++++ Data lines ++++

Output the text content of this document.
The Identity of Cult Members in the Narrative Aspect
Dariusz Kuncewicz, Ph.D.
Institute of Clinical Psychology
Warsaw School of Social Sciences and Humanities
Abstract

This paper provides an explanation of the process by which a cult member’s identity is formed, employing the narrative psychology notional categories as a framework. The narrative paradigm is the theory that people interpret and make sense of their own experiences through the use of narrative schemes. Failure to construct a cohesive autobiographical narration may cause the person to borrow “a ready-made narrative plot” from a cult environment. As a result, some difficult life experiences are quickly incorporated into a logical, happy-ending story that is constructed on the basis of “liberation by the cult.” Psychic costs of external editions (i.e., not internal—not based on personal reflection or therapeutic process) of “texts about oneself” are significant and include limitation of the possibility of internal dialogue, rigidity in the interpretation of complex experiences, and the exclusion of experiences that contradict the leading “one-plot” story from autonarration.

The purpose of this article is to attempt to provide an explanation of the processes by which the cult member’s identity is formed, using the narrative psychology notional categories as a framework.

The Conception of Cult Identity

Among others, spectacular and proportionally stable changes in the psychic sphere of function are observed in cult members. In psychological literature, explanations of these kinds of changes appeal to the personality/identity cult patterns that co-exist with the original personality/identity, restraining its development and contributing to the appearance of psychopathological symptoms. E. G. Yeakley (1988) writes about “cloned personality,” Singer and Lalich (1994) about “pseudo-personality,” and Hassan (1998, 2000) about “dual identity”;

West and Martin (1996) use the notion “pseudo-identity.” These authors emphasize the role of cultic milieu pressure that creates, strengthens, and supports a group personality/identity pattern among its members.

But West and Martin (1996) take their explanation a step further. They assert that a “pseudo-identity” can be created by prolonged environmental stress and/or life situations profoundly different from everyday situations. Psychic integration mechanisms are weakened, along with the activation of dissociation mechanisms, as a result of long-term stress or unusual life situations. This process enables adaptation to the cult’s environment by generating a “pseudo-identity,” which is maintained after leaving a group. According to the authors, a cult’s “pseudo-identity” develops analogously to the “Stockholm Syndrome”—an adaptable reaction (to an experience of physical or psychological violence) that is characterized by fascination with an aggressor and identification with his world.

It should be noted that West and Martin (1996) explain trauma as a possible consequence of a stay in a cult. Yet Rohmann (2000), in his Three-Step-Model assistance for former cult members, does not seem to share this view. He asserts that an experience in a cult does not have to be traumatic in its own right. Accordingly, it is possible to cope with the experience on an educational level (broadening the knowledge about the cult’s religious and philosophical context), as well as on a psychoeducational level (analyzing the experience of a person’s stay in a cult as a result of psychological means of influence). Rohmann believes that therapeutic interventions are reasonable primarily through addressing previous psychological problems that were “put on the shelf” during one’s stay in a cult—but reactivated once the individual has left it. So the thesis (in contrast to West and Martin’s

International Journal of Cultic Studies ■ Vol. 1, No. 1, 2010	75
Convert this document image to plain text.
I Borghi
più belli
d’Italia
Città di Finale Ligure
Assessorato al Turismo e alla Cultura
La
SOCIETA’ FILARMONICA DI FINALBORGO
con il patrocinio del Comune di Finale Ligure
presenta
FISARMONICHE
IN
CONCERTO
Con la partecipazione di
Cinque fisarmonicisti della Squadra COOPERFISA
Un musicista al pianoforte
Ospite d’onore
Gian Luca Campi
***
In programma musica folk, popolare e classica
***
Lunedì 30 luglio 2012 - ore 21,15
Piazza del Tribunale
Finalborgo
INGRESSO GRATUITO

++++

> What needs to be done
Pick out the lines that have the word "Ligure". Copy them all.

> Finished task
Città di Finale Ligure
con il patrocinio del Comune di Finale Ligure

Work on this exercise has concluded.